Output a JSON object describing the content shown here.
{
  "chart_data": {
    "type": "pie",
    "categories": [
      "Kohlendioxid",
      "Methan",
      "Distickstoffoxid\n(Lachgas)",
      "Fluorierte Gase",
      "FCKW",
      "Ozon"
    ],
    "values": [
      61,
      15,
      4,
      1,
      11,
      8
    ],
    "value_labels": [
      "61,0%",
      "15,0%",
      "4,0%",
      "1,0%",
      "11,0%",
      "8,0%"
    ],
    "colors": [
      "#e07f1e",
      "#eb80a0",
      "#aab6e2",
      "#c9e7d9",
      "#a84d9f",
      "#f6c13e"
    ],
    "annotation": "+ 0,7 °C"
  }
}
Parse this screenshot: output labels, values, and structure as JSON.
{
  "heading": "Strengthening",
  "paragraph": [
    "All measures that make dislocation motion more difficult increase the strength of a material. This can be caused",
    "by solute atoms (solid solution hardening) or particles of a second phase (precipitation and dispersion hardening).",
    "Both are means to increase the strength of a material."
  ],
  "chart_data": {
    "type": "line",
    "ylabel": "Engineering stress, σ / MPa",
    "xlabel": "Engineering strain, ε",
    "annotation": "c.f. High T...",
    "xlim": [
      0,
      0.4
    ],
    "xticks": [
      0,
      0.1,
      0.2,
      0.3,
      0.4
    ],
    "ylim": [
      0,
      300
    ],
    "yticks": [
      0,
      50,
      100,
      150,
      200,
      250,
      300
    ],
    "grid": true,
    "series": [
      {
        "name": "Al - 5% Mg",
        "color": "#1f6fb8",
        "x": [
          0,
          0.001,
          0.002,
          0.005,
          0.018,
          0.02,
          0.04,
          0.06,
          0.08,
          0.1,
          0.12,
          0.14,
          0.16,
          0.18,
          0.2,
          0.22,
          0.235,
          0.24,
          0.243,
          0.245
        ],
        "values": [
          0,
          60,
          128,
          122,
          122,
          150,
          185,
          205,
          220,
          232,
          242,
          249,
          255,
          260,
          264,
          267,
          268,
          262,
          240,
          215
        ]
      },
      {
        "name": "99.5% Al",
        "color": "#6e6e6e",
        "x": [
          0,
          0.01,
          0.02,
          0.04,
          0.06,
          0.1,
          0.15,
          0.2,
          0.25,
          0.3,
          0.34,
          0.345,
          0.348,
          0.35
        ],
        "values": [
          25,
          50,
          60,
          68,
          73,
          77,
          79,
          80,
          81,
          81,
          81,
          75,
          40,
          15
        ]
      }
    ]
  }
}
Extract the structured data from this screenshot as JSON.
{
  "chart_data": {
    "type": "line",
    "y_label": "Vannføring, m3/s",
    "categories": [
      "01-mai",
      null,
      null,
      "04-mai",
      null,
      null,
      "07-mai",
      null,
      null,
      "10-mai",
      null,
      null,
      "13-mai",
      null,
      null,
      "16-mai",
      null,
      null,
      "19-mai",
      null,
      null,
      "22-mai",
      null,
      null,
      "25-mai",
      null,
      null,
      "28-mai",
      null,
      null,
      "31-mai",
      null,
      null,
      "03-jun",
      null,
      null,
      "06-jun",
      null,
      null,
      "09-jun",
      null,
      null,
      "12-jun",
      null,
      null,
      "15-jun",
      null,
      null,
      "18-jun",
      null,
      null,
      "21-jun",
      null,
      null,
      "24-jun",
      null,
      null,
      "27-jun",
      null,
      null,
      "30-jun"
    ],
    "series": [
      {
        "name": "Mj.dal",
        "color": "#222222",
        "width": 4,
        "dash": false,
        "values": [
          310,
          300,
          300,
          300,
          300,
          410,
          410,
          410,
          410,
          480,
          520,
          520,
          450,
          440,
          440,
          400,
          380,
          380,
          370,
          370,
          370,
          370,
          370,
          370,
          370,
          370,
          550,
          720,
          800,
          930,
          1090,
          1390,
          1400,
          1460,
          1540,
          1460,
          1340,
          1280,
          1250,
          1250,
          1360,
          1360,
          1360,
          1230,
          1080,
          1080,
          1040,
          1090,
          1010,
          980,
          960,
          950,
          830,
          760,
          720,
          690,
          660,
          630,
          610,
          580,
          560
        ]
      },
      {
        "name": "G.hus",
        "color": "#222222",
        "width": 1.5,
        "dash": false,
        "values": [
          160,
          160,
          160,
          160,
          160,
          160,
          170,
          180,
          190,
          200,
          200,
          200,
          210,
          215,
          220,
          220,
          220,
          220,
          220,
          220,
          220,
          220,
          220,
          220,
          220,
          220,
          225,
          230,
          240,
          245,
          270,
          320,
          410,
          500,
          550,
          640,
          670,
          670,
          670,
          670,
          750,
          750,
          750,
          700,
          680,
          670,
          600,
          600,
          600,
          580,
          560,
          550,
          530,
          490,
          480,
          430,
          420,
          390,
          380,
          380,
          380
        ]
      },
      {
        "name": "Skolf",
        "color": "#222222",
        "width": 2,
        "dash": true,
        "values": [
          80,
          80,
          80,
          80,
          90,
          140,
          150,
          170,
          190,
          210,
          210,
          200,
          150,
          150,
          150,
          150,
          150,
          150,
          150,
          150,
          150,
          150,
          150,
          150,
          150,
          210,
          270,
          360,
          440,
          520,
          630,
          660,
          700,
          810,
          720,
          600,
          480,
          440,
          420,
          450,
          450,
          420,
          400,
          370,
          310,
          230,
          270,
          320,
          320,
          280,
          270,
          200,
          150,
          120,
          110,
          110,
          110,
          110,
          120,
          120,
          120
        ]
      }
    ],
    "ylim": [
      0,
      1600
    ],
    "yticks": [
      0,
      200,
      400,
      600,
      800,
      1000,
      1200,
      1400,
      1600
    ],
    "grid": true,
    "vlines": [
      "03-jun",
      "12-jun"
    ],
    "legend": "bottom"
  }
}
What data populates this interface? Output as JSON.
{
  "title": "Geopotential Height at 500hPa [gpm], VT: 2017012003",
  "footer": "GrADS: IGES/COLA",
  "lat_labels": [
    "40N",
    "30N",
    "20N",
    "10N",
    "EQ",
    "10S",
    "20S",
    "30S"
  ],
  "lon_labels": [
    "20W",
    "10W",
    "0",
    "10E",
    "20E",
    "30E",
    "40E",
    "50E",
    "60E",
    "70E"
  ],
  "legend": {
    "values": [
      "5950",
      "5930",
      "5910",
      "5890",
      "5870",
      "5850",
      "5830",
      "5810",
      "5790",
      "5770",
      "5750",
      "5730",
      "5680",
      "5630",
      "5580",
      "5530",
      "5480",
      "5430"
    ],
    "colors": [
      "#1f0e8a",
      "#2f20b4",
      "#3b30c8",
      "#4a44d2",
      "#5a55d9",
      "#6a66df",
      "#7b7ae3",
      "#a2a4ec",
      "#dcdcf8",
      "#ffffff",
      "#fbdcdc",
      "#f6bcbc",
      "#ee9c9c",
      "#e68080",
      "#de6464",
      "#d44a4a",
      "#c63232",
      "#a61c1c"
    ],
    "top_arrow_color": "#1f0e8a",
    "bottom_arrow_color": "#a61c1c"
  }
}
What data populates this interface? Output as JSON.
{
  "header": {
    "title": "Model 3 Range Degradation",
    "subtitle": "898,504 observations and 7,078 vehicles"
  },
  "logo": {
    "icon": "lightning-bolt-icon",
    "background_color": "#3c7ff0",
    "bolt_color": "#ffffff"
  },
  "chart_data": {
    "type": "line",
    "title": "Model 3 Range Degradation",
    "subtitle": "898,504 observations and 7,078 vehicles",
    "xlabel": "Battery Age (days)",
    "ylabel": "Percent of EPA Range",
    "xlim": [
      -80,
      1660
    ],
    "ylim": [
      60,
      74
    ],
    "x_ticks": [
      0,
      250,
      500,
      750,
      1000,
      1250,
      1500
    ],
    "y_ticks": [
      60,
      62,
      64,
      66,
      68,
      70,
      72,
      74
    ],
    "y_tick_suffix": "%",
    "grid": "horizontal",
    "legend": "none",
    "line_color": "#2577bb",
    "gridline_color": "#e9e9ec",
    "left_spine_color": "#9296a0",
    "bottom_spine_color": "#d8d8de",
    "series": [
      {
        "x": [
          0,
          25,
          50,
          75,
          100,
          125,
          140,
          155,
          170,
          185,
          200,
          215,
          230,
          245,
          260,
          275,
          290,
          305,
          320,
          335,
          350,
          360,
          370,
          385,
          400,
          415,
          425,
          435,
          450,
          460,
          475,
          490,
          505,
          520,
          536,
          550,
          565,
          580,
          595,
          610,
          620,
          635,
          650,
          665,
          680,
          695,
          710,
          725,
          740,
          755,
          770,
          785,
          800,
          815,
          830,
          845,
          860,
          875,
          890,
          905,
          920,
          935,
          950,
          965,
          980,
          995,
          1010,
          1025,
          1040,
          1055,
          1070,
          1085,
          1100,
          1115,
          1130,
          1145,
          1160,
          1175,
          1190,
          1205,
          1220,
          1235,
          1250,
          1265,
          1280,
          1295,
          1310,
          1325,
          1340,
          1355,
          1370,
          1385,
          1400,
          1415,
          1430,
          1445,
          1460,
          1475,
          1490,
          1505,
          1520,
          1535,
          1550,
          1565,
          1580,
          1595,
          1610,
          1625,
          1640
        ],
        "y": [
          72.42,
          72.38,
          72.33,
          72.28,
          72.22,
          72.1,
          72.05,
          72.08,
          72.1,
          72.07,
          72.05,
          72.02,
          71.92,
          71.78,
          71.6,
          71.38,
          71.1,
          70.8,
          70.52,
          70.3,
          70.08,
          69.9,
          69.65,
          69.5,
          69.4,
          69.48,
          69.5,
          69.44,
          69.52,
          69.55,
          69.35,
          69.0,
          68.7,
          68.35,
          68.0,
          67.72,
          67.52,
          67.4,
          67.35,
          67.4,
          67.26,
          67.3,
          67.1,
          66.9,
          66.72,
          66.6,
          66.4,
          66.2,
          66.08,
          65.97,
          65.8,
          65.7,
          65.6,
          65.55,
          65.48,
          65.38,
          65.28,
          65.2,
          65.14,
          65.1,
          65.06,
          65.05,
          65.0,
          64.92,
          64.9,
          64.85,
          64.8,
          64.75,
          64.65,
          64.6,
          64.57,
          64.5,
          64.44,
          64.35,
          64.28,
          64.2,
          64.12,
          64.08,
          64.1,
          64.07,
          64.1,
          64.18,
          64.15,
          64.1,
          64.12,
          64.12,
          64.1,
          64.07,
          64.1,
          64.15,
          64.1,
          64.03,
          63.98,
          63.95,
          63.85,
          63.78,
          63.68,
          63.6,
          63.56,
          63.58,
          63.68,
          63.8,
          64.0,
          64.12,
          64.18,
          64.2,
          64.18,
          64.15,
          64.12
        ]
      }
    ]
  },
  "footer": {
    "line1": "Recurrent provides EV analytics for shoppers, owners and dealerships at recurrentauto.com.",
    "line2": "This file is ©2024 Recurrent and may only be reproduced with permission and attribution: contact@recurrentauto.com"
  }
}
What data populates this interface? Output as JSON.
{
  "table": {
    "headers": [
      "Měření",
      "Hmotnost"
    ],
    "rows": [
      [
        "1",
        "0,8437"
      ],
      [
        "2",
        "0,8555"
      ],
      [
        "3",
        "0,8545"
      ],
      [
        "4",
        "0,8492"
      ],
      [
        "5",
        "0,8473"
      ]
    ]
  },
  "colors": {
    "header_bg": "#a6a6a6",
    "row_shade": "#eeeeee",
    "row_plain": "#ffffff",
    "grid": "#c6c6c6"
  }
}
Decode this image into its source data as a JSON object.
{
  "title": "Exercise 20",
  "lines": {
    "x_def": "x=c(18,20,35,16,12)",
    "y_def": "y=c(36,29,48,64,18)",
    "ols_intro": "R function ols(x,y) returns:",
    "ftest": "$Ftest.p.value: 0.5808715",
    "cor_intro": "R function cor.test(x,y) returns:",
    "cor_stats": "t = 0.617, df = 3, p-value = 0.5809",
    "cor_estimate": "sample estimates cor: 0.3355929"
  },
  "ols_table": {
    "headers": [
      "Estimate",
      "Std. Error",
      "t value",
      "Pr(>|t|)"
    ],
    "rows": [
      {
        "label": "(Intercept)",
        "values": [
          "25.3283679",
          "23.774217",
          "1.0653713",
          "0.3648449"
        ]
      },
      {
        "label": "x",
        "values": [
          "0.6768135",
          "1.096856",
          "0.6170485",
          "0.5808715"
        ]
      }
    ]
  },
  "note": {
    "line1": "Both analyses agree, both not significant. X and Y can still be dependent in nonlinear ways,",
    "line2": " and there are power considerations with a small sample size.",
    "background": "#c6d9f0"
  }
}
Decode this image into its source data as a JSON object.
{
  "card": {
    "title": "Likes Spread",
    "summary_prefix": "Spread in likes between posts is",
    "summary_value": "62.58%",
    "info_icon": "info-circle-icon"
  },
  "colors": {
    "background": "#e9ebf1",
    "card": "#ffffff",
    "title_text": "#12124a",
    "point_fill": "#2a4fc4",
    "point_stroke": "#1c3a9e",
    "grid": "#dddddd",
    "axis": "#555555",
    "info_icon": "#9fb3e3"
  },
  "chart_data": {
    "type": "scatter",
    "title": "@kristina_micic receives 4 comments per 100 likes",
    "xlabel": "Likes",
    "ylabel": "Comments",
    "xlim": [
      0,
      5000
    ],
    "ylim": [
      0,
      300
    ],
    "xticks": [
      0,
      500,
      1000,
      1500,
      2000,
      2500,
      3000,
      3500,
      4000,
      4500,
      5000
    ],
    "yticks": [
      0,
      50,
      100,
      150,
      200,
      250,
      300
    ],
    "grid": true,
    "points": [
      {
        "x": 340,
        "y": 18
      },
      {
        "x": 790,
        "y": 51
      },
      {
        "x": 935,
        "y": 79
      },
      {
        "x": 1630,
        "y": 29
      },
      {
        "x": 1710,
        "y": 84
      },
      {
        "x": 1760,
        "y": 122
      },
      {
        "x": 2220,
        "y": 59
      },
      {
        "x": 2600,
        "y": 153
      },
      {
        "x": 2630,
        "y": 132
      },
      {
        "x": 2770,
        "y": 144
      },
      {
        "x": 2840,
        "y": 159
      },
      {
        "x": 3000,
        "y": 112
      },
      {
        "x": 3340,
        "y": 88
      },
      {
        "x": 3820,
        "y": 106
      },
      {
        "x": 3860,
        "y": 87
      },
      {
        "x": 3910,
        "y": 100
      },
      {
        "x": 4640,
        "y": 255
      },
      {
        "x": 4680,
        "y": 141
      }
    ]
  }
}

• Short problem
Return every line from the records above that holds the word "xlabel".

• Solution for this task
    "xlabel": "Engineering strain, ε",
    "xlabel": "Battery Age (days)",
    "xlabel": "Likes",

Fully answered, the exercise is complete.